• _The task_
Scan the lines below; pull out those with "Workshop".
==== Input for this task ====
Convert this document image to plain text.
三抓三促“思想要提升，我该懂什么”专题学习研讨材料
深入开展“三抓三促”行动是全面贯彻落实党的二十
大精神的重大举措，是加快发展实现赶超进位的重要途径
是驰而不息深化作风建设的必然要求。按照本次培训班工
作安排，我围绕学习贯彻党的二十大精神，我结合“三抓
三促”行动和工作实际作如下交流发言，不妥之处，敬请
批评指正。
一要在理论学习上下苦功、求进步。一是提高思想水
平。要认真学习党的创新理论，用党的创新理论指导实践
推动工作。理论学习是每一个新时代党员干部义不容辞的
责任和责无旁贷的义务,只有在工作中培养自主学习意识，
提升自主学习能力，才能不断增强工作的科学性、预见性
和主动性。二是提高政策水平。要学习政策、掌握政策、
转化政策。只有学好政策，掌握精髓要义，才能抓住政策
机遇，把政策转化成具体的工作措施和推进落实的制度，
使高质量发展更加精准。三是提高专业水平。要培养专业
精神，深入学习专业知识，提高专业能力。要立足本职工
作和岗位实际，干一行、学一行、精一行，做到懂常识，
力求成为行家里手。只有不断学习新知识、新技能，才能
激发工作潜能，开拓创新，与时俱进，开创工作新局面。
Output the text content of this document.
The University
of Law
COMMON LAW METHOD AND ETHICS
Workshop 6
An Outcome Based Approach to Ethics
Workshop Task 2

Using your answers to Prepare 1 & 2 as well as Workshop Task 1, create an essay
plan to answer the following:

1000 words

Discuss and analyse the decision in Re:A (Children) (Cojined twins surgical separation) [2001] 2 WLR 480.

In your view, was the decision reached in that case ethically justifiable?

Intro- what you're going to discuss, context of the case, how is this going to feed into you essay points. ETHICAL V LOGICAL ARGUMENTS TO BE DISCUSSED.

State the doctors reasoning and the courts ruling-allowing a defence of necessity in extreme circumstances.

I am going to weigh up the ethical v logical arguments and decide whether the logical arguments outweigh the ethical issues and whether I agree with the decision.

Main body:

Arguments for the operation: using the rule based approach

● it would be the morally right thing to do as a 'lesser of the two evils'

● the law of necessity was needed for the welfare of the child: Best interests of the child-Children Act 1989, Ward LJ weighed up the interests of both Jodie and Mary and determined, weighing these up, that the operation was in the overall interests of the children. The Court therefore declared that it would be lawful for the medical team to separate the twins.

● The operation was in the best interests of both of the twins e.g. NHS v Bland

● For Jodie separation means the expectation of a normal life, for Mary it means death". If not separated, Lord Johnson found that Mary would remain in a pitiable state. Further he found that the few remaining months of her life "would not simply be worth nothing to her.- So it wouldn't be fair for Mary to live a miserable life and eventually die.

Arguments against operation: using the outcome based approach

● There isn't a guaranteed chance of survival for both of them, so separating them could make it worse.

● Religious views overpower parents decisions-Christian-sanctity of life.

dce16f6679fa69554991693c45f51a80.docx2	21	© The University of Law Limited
====
• _Solution for this task_
Workshop 6
Workshop Task 2
Using your answers to Prepare 1 & 2 as well as Workshop Task 1, create an essay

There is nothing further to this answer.